Instructions for the task = Your task is to give the data again, exactly, with every line intact.

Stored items
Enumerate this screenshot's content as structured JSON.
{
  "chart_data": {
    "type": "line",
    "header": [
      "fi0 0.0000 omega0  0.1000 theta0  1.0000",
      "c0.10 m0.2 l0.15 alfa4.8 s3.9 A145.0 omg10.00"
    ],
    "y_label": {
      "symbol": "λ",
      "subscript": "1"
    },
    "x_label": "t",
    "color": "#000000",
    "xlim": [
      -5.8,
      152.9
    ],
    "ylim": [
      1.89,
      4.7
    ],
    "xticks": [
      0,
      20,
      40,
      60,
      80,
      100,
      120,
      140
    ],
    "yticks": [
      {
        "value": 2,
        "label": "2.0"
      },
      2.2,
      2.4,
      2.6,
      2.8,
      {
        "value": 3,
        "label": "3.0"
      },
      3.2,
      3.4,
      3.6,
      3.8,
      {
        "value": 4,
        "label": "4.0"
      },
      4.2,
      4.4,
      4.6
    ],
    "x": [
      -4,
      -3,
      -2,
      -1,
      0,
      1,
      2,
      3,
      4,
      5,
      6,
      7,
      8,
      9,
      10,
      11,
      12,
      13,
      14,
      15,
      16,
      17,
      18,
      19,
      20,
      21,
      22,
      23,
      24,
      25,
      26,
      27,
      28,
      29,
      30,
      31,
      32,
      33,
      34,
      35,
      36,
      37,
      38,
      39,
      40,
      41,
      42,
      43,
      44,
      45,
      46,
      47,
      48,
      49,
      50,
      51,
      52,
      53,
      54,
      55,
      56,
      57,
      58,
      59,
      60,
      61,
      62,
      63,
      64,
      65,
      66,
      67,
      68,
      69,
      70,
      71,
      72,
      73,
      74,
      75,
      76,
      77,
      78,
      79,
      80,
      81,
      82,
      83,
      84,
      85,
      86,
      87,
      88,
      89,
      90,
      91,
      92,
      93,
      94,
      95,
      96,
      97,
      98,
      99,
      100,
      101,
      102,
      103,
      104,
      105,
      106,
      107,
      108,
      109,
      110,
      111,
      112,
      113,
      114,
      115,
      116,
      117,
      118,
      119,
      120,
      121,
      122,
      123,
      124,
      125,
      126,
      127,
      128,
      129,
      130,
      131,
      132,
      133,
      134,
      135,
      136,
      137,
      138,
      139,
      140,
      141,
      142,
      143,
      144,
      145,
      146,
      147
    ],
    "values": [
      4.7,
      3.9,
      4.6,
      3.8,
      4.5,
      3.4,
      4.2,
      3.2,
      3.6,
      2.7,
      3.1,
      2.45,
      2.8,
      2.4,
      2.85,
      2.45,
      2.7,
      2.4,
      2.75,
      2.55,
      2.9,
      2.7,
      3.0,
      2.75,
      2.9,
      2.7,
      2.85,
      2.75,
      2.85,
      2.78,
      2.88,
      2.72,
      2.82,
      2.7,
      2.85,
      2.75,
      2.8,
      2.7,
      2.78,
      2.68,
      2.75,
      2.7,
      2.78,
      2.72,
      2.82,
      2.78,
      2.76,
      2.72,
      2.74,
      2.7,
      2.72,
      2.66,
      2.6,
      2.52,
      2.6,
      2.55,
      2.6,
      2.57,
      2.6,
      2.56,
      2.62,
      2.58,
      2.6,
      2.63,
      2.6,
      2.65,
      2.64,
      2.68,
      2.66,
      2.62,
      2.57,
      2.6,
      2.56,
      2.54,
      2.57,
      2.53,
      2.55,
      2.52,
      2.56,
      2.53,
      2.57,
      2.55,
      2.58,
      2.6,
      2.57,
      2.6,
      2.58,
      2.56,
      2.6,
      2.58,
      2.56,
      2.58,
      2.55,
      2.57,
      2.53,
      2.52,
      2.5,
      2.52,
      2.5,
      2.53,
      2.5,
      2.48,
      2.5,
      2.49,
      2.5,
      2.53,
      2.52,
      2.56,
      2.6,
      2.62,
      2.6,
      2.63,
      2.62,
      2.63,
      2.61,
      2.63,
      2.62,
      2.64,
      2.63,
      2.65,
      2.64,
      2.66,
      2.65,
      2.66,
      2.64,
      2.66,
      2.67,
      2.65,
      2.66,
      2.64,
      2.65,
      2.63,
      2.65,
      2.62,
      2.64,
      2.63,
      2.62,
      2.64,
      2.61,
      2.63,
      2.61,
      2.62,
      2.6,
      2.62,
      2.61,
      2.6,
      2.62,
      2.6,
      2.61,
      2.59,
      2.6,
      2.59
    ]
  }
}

Result of the exercise =
Enumerate this screenshot's content as structured JSON.
{
  "chart_data": {
    "type": "line",
    "header": [
      "fi0 0.0000 omega0  0.1000 theta0  1.0000",
      "c0.10 m0.2 l0.15 alfa4.8 s3.9 A145.0 omg10.00"
    ],
    "y_label": {
      "symbol": "λ",
      "subscript": "1"
    },
    "x_label": "t",
    "color": "#000000",
    "xlim": [
      -5.8,
      152.9
    ],
    "ylim": [
      1.89,
      4.7
    ],
    "xticks": [
      0,
      20,
      40,
      60,
      80,
      100,
      120,
      140
    ],
    "yticks": [
      {
        "value": 2,
        "label": "2.0"
      },
      2.2,
      2.4,
      2.6,
      2.8,
      {
        "value": 3,
        "label": "3.0"
      },
      3.2,
      3.4,
      3.6,
      3.8,
      {
        "value": 4,
        "label": "4.0"
      },
      4.2,
      4.4,
      4.6
    ],
    "x": [
      -4,
      -3,
      -2,
      -1,
      0,
      1,
      2,
      3,
      4,
      5,
      6,
      7,
      8,
      9,
      10,
      11,
      12,
      13,
      14,
      15,
      16,
      17,
      18,
      19,
      20,
      21,
      22,
      23,
      24,
      25,
      26,
      27,
      28,
      29,
      30,
      31,
      32,
      33,
      34,
      35,
      36,
      37,
      38,
      39,
      40,
      41,
      42,
      43,
      44,
      45,
      46,
      47,
      48,
      49,
      50,
      51,
      52,
      53,
      54,
      55,
      56,
      57,
      58,
      59,
      60,
      61,
      62,
      63,
      64,
      65,
      66,
      67,
      68,
      69,
      70,
      71,
      72,
      73,
      74,
      75,
      76,
      77,
      78,
      79,
      80,
      81,
      82,
      83,
      84,
      85,
      86,
      87,
      88,
      89,
      90,
      91,
      92,
      93,
      94,
      95,
      96,
      97,
      98,
      99,
      100,
      101,
      102,
      103,
      104,
      105,
      106,
      107,
      108,
      109,
      110,
      111,
      112,
      113,
      114,
      115,
      116,
      117,
      118,
      119,
      120,
      121,
      122,
      123,
      124,
      125,
      126,
      127,
      128,
      129,
      130,
      131,
      132,
      133,
      134,
      135,
      136,
      137,
      138,
      139,
      140,
      141,
      142,
      143,
      144,
      145,
      146,
      147
    ],
    "values": [
      4.7,
      3.9,
      4.6,
      3.8,
      4.5,
      3.4,
      4.2,
      3.2,
      3.6,
      2.7,
      3.1,
      2.45,
      2.8,
      2.4,
      2.85,
      2.45,
      2.7,
      2.4,
      2.75,
      2.55,
      2.9,
      2.7,
      3.0,
      2.75,
      2.9,
      2.7,
      2.85,
      2.75,
      2.85,
      2.78,
      2.88,
      2.72,
      2.82,
      2.7,
      2.85,
      2.75,
      2.8,
      2.7,
      2.78,
      2.68,
      2.75,
      2.7,
      2.78,
      2.72,
      2.82,
      2.78,
      2.76,
      2.72,
      2.74,
      2.7,
      2.72,
      2.66,
      2.6,
      2.52,
      2.6,
      2.55,
      2.6,
      2.57,
      2.6,
      2.56,
      2.62,
      2.58,
      2.6,
      2.63,
      2.6,
      2.65,
      2.64,
      2.68,
      2.66,
      2.62,
      2.57,
      2.6,
      2.56,
      2.54,
      2.57,
      2.53,
      2.55,
      2.52,
      2.56,
      2.53,
      2.57,
      2.55,
      2.58,
      2.6,
      2.57,
      2.6,
      2.58,
      2.56,
      2.6,
      2.58,
      2.56,
      2.58,
      2.55,
      2.57,
      2.53,
      2.52,
      2.5,
      2.52,
      2.5,
      2.53,
      2.5,
      2.48,
      2.5,
      2.49,
      2.5,
      2.53,
      2.52,
      2.56,
      2.6,
      2.62,
      2.6,
      2.63,
      2.62,
      2.63,
      2.61,
      2.63,
      2.62,
      2.64,
      2.63,
      2.65,
      2.64,
      2.66,
      2.65,
      2.66,
      2.64,
      2.66,
      2.67,
      2.65,
      2.66,
      2.64,
      2.65,
      2.63,
      2.65,
      2.62,
      2.64,
      2.63,
      2.62,
      2.64,
      2.61,
      2.63,
      2.61,
      2.62,
      2.6,
      2.62,
      2.61,
      2.6,
      2.62,
      2.6,
      2.61,
      2.59,
      2.6,
      2.59
    ]
  }
}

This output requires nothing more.